SUPPLIED DATA:

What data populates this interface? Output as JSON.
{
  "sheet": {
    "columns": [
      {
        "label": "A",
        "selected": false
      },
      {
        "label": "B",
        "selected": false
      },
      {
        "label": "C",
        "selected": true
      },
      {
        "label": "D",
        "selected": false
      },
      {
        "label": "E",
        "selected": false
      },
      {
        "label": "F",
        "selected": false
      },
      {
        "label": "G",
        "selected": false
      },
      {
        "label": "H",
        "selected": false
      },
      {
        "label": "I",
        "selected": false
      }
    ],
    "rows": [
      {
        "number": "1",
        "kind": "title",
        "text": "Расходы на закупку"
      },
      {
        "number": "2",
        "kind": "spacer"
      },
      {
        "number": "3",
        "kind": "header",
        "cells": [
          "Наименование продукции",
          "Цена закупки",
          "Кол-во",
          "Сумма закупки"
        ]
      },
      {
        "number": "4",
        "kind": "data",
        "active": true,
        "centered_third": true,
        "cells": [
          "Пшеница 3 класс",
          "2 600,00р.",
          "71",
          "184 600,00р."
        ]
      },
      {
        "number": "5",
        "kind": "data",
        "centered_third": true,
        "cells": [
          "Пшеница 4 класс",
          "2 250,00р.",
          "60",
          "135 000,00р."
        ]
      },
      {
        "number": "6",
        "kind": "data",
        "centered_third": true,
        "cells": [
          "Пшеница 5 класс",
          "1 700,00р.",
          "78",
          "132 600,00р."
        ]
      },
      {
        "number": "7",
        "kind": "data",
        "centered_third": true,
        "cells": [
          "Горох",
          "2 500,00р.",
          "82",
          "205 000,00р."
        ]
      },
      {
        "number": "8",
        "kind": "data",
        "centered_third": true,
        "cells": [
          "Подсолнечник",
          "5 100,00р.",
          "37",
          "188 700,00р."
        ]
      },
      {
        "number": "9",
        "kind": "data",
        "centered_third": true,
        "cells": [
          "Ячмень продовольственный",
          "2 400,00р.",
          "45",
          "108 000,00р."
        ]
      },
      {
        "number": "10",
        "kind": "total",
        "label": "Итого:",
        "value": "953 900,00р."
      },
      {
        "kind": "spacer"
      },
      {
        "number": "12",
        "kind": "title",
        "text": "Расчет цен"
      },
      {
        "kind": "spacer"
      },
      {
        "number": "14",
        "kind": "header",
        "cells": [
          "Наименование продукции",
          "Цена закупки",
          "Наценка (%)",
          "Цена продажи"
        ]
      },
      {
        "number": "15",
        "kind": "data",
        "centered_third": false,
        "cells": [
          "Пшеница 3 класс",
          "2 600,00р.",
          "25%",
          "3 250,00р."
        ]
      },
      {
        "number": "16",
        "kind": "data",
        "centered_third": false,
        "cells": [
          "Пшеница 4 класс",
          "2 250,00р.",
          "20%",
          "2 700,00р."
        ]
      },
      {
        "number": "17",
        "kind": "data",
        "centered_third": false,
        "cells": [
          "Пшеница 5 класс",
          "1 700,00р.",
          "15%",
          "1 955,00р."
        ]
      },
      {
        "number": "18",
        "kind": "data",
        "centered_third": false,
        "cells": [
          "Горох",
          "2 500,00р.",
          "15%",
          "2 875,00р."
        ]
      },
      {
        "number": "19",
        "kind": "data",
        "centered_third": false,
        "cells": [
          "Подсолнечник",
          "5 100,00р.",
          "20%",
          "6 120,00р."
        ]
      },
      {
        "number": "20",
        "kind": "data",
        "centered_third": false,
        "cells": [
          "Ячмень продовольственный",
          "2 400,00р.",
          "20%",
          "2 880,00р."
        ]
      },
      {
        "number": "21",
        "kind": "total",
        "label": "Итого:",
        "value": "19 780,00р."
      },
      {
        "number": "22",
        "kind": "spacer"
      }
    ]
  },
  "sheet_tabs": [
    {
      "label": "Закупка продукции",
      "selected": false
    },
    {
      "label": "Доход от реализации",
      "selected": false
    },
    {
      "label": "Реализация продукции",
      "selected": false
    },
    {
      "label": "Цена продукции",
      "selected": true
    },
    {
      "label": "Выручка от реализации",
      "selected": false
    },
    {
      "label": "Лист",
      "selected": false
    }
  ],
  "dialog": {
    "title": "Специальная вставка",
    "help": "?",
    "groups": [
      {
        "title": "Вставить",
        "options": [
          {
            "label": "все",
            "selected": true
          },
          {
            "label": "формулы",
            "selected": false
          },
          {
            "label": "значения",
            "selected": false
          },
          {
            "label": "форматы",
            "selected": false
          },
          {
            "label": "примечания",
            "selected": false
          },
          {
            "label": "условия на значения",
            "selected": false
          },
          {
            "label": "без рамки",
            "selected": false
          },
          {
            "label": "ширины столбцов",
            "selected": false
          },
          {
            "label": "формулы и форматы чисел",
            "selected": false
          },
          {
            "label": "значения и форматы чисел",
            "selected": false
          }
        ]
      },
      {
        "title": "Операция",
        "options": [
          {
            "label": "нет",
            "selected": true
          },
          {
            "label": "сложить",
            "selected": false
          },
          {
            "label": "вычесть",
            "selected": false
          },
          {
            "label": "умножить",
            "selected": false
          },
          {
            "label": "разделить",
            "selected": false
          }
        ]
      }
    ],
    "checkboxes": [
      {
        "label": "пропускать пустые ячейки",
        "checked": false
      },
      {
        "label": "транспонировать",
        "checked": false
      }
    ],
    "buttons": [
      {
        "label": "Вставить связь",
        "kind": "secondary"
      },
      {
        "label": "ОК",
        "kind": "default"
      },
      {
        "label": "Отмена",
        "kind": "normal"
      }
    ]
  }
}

PROBLEM DESCRIPTION: Gather and return every line that holds the string "формулы".

RESPONSE BELOW:
            "label": "формулы",
            "label": "формулы и форматы чисел",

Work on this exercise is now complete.